▸ **PROBLEM DESCRIPTION**: How many lines of the listing below contain the string "chain"? Give only the number.

▸ **ROWS**:
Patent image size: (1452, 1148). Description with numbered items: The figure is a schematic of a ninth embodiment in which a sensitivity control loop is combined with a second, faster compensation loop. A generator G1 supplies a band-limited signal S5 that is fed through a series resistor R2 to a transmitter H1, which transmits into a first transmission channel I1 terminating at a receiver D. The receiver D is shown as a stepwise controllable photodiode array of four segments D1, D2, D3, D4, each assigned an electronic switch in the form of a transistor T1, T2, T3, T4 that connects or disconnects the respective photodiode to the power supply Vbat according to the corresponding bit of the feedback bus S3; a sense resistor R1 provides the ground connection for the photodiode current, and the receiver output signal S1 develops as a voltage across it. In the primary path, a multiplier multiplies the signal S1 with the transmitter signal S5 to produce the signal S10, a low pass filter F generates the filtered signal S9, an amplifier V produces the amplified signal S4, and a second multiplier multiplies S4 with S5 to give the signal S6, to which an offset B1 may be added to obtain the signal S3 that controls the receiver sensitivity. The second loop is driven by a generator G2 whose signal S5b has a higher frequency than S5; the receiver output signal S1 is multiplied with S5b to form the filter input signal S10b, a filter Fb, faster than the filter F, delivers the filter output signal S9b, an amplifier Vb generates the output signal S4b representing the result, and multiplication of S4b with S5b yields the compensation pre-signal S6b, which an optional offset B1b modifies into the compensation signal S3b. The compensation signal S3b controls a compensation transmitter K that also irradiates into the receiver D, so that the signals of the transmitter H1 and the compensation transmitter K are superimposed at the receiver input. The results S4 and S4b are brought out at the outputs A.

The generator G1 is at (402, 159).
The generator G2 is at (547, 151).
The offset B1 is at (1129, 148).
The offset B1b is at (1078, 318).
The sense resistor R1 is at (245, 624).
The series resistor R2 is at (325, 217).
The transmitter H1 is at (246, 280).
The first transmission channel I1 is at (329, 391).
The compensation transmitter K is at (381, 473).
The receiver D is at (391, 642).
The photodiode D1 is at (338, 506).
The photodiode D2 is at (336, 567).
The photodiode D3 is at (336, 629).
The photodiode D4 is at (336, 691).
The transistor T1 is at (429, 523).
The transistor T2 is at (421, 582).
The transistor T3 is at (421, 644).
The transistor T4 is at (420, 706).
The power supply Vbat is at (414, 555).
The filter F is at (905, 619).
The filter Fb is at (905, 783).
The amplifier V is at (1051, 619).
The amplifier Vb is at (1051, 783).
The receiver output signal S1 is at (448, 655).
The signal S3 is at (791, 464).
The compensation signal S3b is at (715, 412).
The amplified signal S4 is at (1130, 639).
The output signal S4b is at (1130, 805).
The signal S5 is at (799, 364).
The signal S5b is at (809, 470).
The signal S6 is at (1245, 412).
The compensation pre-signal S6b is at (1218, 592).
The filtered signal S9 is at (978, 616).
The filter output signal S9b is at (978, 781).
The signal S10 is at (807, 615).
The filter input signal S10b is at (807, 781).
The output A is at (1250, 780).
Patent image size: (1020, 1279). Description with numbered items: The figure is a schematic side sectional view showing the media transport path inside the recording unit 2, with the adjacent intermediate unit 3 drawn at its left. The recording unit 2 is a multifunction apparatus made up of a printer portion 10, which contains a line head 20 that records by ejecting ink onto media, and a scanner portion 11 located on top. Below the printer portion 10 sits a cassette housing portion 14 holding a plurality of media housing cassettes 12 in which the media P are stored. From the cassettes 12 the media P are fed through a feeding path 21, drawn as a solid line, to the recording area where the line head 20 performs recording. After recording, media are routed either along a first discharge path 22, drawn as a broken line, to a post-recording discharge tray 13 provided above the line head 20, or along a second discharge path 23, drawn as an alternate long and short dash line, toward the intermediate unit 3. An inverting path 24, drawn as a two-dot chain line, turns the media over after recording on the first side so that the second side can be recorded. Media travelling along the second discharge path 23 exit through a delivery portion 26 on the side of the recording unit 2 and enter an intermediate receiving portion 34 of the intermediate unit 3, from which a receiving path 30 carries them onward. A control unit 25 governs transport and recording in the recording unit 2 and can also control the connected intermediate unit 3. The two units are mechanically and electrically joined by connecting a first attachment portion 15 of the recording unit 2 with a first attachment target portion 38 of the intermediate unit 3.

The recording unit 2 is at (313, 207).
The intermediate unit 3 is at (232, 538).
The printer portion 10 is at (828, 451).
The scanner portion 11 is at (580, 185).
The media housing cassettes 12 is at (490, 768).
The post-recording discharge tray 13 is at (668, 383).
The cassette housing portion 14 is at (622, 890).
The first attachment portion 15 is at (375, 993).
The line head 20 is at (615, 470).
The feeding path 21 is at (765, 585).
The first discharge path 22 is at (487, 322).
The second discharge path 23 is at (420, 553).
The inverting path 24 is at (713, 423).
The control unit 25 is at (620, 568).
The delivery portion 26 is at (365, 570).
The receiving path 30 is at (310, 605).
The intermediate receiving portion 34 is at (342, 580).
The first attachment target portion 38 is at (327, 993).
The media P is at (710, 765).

▸ **CORRECT ANSWER**: 1